===== Information given

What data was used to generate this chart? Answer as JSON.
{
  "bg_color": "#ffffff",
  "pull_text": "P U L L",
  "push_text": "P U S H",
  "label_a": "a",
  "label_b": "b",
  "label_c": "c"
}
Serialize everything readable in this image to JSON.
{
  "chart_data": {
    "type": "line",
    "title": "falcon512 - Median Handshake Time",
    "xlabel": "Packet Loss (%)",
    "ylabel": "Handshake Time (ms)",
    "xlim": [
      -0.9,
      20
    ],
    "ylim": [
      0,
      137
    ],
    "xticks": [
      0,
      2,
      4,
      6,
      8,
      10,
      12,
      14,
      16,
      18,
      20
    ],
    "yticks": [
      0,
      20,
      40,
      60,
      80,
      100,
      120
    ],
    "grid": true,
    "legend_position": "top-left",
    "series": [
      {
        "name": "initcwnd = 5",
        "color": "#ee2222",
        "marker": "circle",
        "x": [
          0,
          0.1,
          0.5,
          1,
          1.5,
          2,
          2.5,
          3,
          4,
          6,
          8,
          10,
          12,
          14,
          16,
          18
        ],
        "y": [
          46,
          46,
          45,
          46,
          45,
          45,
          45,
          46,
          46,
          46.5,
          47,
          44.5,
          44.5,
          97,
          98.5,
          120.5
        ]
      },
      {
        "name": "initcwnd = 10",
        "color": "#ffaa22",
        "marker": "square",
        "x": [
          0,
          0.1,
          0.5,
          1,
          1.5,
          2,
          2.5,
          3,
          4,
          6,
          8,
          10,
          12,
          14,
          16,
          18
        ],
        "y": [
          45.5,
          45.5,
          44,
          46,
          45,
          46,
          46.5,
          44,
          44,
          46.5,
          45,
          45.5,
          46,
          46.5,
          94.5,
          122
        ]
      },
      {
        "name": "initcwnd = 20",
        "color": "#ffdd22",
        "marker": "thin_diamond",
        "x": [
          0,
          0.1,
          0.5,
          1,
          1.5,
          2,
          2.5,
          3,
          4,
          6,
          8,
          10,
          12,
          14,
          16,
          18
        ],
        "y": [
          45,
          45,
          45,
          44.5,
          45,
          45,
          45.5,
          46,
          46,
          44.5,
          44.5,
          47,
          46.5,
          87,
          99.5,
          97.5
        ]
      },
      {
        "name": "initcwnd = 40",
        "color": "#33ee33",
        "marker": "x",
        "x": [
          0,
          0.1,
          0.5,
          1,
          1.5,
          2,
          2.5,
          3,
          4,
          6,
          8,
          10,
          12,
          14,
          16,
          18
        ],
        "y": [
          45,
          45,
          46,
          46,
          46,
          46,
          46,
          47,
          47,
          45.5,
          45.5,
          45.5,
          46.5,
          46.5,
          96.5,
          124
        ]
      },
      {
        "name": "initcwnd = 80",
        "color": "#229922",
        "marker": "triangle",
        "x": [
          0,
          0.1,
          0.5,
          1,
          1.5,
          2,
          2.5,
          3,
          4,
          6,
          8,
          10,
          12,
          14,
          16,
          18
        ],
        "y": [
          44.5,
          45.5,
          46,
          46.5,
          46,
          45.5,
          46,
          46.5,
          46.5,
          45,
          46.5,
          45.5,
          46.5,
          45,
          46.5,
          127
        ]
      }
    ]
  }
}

==========

Problem to solve:
Identify the lines of the entries containing the string "Time". Copy each such line.

Response:
    "title": "falcon512 - Median Handshake Time",
    "ylabel": "Handshake Time (ms)",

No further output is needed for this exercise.